[Page image transcription data]
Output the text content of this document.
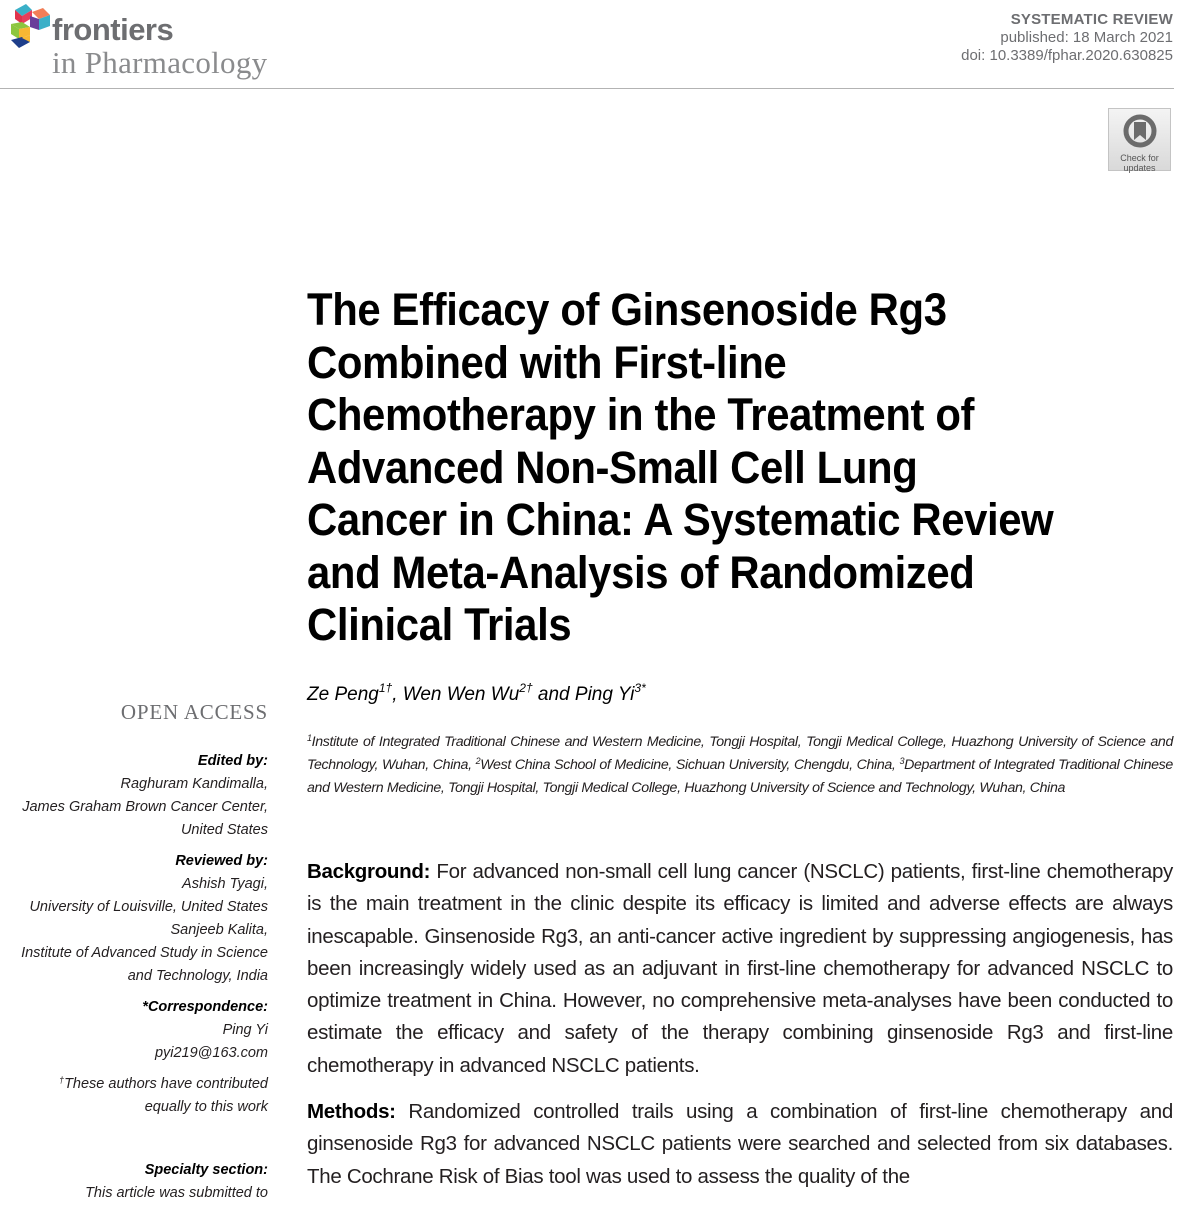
frontiers
in Pharmacology
SYSTEMATIC REVIEW
published: 18 March 2021
doi: 10.3389/fphar.2020.630825
Check for
updates
The Efficacy of Ginsenoside Rg3
Combined with First-line
Chemotherapy in the Treatment of
Advanced Non-Small Cell Lung
Cancer in China: A Systematic Review
and Meta-Analysis of Randomized
Clinical Trials
Ze Peng$^{1\dagger}$, Wen Wen $Wu^{2\dagger}$ and Ping $Yi^{3*}$
$^1$Institute of Integrated Traditional Chinese and Western Medicine, Tongji Hospital, Tongji Medical College, Huazhong University of Science and Technology, Wuhan, China, $^2$West China School of Medicine, Sichuan University, Chengdu, China, $^3$Department of Integrated Traditional Chinese and Western Medicine, Tongji Hospital, Tongji Medical College, Huazhong University of Science and Technology, Wuhan, China

Background: For advanced non-small cell lung cancer (NSCLC) patients, first-line chemotherapy is the main treatment in the clinic despite its efficacy is limited and adverse effects are always inescapable. Ginsenoside Rg3, an anti-cancer active ingredient by suppressing angiogenesis, has been increasingly widely used as an adjuvant in first-line chemotherapy for advanced NSCLC to optimize treatment in China. However, no comprehensive meta-analyses have been conducted to estimate the efficacy and safety of the therapy combining ginsenoside Rg3 and first-line chemotherapy in advanced NSCLC patients.

Methods: Randomized controlled trails using a combination of first-line chemotherapy and ginsenoside Rg3 for advanced NSCLC patients were searched and selected from six databases. The Cochrane Risk of Bias tool was used to assess the quality of the

OPEN ACCESS
Edited by:
Raghuram Kandimalla,
James Graham Brown Cancer Center,
United States
Reviewed by:
Ashish Tyagi,
University of Louisville, United States
Sanjeeb Kalita,
Institute of Advanced Study in Science
and Technology, India
*Correspondence:
Ping Yi
pyi219@163.com
†These authors have contributed
equally to this work
Specialty section:
This article was submitted to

**Instructions for the task:** All of the records need to be restated word for word, but not the pictures.

**Finished task:**
Output the text content of this document.
frontiers
in Pharmacology
SYSTEMATIC REVIEW
published: 18 March 2021
doi: 10.3389/fphar.2020.630825
Check for
updates
The Efficacy of Ginsenoside Rg3
Combined with First-line
Chemotherapy in the Treatment of
Advanced Non-Small Cell Lung
Cancer in China: A Systematic Review
and Meta-Analysis of Randomized
Clinical Trials
Ze Peng$^{1\dagger}$, Wen Wen $Wu^{2\dagger}$ and Ping $Yi^{3*}$
$^1$Institute of Integrated Traditional Chinese and Western Medicine, Tongji Hospital, Tongji Medical College, Huazhong University of Science and Technology, Wuhan, China, $^2$West China School of Medicine, Sichuan University, Chengdu, China, $^3$Department of Integrated Traditional Chinese and Western Medicine, Tongji Hospital, Tongji Medical College, Huazhong University of Science and Technology, Wuhan, China

Background: For advanced non-small cell lung cancer (NSCLC) patients, first-line chemotherapy is the main treatment in the clinic despite its efficacy is limited and adverse effects are always inescapable. Ginsenoside Rg3, an anti-cancer active ingredient by suppressing angiogenesis, has been increasingly widely used as an adjuvant in first-line chemotherapy for advanced NSCLC to optimize treatment in China. However, no comprehensive meta-analyses have been conducted to estimate the efficacy and safety of the therapy combining ginsenoside Rg3 and first-line chemotherapy in advanced NSCLC patients.

Methods: Randomized controlled trails using a combination of first-line chemotherapy and ginsenoside Rg3 for advanced NSCLC patients were searched and selected from six databases. The Cochrane Risk of Bias tool was used to assess the quality of the

OPEN ACCESS
Edited by:
Raghuram Kandimalla,
James Graham Brown Cancer Center,
United States
Reviewed by:
Ashish Tyagi,
University of Louisville, United States
Sanjeeb Kalita,
Institute of Advanced Study in Science
and Technology, India
*Correspondence:
Ping Yi
pyi219@163.com
†These authors have contributed
equally to this work
Specialty section:
This article was submitted to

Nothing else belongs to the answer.